SET TASK: Look through the material below for "graduates". Copy every line that contains it.

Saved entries
━━━
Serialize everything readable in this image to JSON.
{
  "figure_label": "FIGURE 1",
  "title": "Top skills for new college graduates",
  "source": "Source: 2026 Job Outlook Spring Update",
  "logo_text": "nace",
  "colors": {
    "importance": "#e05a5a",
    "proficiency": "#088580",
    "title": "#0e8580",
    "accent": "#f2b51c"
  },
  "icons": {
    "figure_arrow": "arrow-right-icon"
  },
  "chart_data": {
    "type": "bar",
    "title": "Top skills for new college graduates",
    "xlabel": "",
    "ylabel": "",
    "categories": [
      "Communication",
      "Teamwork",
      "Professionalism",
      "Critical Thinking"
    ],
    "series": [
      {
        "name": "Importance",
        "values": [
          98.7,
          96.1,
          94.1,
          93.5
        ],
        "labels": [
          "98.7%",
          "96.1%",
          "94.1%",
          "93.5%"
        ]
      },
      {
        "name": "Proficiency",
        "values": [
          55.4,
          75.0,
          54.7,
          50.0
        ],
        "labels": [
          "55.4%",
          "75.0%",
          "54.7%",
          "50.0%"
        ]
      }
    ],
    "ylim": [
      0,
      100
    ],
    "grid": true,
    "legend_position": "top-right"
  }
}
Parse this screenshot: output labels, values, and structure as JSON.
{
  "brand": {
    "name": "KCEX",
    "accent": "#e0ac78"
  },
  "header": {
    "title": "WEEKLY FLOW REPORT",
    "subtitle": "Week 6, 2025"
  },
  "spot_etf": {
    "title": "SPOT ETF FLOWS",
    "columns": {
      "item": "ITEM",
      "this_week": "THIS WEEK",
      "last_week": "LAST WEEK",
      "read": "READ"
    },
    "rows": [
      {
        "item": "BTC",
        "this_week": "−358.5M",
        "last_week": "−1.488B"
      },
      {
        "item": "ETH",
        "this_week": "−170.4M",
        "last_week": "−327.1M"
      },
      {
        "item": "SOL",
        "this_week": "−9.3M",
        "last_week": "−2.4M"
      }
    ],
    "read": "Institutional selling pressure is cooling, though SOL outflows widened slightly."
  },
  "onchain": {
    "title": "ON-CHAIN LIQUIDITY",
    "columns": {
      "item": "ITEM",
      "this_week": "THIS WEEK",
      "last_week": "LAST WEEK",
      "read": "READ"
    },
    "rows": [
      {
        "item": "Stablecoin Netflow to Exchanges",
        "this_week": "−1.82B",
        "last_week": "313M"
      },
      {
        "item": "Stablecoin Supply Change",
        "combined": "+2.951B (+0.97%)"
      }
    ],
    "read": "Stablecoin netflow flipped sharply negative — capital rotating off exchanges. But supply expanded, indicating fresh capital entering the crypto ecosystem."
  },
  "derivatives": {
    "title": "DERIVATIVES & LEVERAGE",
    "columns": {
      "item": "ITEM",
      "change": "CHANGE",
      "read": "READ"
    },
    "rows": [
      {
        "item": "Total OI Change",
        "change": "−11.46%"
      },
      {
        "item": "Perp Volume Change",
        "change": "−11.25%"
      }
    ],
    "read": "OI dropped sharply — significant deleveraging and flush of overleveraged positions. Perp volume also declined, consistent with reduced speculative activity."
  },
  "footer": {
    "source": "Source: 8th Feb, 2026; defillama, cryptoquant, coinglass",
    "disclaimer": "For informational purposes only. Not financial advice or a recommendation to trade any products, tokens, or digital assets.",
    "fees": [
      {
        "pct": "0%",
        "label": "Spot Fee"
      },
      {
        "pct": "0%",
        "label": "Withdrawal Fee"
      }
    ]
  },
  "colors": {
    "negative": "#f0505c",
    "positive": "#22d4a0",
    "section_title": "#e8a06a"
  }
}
━━━
WRITTEN REPLY:
  "title": "Top skills for new college graduates",
    "title": "Top skills for new college graduates",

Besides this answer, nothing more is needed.